STORED RECORDS:
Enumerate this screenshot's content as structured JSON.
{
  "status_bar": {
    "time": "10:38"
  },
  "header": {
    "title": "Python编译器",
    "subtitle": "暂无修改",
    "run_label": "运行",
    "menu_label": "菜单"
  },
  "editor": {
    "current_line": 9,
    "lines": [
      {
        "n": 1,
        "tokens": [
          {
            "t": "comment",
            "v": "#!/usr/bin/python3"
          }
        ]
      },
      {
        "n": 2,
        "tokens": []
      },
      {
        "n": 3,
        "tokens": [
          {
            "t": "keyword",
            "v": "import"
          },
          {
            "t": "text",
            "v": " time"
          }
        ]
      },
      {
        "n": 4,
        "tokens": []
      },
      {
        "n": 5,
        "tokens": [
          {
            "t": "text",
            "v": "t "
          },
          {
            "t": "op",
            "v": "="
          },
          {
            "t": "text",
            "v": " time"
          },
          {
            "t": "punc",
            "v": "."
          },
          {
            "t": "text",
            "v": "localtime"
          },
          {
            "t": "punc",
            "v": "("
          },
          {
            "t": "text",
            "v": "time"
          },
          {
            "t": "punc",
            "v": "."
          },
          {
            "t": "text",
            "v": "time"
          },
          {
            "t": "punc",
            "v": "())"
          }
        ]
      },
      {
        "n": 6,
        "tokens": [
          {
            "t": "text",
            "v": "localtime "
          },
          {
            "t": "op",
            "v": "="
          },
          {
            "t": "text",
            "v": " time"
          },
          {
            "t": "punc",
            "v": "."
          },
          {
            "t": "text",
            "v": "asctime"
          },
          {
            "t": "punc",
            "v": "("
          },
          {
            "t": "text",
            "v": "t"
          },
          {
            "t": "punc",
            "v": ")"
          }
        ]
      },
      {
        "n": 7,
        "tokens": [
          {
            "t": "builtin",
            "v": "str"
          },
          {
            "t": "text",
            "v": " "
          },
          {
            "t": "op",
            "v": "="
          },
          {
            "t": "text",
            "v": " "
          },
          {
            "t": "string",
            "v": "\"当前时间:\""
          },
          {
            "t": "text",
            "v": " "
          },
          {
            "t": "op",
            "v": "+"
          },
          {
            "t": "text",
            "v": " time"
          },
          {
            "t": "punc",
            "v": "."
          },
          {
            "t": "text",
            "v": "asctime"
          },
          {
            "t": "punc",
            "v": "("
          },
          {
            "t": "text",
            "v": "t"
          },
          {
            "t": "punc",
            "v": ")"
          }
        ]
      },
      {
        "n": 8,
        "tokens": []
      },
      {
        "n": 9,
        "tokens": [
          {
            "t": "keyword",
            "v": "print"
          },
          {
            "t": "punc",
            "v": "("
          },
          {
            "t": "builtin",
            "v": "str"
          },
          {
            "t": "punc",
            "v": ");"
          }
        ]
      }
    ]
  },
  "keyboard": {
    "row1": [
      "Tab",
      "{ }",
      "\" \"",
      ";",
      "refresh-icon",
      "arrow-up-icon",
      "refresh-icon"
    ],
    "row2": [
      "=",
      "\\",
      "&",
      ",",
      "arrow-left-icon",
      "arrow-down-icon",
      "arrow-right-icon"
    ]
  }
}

DESCRIPTION OF THE TASK: Find the lines containing "arrow" and list every one of them.

SOLUTION TO THIS PROBLEM:
      "arrow-up-icon",
      "arrow-left-icon",
      "arrow-down-icon",
      "arrow-right-icon"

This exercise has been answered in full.